In the records below, work out how many lines hold the word "今搜集到的诗文仅有七十篇左右". Report the number alone.

════════

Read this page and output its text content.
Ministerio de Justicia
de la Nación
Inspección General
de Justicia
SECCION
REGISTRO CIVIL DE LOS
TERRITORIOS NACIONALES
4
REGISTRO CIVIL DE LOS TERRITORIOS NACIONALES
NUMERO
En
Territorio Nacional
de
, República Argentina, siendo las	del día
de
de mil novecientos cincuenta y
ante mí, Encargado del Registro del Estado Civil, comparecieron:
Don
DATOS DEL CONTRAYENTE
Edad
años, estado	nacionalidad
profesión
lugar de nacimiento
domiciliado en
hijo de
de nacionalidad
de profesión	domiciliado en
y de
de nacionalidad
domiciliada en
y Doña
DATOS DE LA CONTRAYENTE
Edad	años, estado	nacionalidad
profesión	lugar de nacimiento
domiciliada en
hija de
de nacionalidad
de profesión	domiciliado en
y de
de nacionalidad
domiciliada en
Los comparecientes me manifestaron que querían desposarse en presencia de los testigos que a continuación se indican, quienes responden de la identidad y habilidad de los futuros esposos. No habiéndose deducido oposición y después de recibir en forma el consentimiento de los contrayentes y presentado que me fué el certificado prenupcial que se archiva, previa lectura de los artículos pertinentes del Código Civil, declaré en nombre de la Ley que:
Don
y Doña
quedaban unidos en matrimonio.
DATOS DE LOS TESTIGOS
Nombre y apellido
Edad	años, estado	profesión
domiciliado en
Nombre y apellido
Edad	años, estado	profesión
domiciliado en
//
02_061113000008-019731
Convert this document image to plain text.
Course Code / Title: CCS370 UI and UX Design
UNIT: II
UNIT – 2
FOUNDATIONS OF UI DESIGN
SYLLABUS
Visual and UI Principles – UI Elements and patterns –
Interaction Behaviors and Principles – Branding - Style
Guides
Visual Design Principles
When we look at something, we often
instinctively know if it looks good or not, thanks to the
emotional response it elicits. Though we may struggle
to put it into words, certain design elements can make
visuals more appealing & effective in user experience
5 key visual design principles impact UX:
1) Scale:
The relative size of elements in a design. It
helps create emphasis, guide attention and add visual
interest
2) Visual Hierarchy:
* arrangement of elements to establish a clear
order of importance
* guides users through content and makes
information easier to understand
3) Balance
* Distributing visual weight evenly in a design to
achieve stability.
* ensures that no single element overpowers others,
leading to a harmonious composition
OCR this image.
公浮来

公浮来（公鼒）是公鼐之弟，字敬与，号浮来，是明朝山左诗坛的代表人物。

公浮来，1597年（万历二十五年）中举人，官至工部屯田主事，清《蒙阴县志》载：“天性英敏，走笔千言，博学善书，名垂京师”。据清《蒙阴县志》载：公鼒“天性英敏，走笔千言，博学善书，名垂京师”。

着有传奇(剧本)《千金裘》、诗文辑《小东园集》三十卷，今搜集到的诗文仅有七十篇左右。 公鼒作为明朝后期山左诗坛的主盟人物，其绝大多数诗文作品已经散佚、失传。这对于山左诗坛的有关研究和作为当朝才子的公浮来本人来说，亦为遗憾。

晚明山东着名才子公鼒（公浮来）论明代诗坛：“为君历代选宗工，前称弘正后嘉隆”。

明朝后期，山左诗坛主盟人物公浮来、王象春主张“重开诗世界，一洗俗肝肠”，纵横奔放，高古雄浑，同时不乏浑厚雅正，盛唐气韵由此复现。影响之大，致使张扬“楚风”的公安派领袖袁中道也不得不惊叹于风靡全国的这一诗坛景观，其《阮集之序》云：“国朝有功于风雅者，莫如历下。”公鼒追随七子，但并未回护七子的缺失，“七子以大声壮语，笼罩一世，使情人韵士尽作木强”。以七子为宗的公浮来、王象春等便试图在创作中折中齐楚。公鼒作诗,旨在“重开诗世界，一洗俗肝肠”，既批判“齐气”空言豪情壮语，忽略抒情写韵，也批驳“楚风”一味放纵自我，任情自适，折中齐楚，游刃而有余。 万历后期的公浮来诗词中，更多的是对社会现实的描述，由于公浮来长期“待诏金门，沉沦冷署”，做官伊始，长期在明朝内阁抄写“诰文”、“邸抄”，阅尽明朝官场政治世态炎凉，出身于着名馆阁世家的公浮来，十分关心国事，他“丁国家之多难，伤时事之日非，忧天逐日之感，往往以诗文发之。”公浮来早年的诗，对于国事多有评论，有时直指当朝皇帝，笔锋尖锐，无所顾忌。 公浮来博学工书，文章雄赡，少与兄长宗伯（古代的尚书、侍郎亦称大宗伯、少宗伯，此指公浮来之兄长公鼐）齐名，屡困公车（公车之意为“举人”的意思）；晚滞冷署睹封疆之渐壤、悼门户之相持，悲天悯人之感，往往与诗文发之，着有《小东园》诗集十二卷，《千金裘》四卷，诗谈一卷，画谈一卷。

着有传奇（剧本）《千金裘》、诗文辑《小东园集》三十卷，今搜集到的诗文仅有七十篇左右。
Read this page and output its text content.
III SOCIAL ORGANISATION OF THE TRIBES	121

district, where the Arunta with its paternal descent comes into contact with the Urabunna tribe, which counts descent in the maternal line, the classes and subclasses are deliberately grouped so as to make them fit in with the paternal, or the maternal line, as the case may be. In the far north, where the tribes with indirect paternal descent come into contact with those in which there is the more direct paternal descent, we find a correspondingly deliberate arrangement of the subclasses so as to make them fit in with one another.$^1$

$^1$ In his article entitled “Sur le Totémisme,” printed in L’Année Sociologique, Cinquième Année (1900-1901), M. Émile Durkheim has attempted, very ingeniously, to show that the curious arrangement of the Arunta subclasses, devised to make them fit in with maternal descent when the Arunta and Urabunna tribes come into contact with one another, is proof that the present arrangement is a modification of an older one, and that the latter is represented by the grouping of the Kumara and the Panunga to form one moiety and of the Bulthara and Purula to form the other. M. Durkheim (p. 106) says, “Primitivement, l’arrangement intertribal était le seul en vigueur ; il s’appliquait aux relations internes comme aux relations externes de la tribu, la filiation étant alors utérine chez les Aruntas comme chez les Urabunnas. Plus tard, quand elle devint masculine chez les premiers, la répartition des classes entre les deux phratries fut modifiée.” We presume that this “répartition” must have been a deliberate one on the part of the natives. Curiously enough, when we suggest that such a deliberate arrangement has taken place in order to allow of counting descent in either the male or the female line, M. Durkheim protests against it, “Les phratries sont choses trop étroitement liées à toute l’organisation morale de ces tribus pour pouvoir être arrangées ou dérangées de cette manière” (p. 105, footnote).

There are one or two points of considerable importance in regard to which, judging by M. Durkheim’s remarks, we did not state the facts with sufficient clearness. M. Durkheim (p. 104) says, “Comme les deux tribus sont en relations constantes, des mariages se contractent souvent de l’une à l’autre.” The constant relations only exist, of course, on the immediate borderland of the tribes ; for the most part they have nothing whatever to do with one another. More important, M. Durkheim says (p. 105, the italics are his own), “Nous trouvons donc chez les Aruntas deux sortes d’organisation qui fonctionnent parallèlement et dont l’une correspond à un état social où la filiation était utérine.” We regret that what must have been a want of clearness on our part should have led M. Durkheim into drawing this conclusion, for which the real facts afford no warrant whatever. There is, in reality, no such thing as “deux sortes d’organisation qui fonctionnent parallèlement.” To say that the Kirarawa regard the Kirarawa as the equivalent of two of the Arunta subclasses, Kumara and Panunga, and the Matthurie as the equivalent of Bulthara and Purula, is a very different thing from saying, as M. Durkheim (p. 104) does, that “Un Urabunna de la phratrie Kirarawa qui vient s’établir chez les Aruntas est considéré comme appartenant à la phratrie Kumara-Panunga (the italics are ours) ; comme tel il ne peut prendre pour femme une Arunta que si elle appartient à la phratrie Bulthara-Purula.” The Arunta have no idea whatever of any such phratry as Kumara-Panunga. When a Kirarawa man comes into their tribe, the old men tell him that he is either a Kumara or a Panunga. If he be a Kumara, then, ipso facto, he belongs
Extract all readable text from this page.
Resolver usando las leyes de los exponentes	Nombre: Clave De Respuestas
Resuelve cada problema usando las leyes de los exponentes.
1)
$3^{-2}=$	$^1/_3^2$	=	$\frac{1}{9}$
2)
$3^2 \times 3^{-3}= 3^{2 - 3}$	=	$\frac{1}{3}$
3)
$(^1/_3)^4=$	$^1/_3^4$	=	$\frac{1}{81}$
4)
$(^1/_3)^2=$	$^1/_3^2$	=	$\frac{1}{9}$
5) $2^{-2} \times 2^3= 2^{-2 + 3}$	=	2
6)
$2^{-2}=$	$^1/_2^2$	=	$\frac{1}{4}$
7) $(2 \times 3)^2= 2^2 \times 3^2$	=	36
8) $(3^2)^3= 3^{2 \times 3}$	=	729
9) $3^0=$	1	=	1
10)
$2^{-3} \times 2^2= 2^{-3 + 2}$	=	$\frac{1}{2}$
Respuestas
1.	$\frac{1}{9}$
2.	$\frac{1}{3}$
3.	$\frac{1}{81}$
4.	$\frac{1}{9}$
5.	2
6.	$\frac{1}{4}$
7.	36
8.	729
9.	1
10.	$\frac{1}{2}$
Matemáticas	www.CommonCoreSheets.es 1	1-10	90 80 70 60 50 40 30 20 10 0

════════

EXERCISE RESULT
2